Task instructions: Say how many lines in the data below contain the word "JSON", and give no other text.

* START Supplied material *

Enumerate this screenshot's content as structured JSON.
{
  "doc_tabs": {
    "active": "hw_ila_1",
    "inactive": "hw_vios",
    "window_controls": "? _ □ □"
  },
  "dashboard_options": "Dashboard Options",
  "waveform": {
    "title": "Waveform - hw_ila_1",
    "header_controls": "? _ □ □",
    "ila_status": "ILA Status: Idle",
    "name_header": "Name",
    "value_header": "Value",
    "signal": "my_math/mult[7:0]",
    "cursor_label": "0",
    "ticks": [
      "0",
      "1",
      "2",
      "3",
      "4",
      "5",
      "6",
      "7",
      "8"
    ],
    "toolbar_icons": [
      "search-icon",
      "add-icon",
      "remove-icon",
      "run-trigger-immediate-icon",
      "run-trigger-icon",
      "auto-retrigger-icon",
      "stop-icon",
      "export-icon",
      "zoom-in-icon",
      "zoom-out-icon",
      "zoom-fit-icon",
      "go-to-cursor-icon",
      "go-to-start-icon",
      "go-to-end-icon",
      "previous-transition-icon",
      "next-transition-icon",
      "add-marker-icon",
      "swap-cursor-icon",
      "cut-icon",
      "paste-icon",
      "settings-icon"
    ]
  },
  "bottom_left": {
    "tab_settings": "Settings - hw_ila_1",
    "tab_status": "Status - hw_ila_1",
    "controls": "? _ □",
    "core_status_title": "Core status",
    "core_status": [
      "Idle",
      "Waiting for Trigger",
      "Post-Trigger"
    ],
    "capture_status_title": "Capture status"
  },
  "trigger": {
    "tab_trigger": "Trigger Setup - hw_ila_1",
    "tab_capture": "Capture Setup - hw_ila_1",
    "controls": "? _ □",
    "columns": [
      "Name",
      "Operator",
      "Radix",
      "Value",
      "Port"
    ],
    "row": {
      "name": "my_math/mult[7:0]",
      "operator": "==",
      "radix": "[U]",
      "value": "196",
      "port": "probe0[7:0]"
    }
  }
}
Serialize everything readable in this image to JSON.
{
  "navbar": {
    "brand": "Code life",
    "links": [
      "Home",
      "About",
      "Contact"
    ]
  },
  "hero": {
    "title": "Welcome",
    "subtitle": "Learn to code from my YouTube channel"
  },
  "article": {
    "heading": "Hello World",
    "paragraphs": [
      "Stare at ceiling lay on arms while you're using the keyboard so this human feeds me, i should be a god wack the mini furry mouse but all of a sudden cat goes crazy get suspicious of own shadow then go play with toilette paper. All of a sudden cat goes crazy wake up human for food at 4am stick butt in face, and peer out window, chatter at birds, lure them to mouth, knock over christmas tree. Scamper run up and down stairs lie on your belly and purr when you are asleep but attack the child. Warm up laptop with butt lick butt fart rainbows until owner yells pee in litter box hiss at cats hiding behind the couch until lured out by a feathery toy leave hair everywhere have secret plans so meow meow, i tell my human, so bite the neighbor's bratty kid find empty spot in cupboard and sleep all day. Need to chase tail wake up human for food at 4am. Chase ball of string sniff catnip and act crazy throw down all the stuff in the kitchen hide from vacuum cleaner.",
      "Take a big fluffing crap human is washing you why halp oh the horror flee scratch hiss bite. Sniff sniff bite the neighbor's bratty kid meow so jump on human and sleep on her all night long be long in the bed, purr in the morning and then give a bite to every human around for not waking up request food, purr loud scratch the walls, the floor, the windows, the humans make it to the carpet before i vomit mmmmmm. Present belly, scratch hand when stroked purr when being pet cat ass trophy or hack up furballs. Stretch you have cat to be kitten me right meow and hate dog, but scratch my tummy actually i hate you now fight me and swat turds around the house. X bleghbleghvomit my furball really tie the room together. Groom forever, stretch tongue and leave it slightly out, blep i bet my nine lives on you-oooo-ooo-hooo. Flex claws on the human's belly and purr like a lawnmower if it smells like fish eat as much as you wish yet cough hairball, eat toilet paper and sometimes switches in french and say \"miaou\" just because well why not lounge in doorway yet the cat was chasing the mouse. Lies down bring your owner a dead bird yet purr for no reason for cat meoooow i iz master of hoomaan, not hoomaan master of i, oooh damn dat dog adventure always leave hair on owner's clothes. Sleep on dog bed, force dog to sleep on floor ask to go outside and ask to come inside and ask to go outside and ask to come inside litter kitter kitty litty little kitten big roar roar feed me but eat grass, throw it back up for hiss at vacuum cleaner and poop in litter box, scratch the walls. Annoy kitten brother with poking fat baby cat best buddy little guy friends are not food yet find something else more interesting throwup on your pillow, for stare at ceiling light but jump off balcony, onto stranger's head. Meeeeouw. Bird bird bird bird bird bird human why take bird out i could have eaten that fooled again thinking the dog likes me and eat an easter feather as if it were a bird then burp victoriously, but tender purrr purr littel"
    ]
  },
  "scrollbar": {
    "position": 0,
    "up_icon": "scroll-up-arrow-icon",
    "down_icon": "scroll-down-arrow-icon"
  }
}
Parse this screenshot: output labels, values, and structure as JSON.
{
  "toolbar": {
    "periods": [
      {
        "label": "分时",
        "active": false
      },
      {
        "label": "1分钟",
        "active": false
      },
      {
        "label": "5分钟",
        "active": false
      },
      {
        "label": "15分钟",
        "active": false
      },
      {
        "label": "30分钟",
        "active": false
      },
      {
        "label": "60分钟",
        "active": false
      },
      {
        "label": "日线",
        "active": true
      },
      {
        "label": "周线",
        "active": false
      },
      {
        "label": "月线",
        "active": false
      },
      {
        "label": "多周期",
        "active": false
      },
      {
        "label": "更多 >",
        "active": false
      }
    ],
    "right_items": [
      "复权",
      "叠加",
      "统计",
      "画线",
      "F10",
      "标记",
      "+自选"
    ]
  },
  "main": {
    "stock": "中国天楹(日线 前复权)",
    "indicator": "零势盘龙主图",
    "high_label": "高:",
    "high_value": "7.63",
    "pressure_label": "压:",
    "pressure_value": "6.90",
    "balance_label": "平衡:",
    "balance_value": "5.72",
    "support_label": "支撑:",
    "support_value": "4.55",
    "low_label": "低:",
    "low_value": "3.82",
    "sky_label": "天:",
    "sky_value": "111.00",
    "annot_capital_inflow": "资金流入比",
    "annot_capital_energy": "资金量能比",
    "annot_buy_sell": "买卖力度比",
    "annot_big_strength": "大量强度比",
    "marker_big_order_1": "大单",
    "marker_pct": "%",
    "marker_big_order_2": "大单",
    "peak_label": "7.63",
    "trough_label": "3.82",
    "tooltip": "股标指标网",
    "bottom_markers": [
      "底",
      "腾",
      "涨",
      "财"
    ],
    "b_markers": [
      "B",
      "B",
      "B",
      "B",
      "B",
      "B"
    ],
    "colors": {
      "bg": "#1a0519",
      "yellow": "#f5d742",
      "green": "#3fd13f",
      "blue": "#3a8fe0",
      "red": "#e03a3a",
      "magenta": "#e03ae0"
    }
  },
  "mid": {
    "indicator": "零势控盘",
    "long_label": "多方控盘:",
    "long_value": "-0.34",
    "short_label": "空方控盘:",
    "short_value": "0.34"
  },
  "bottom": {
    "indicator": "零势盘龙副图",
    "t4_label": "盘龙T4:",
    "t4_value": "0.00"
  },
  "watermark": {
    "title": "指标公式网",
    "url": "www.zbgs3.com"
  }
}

* END Supplied material *

Written answer: 3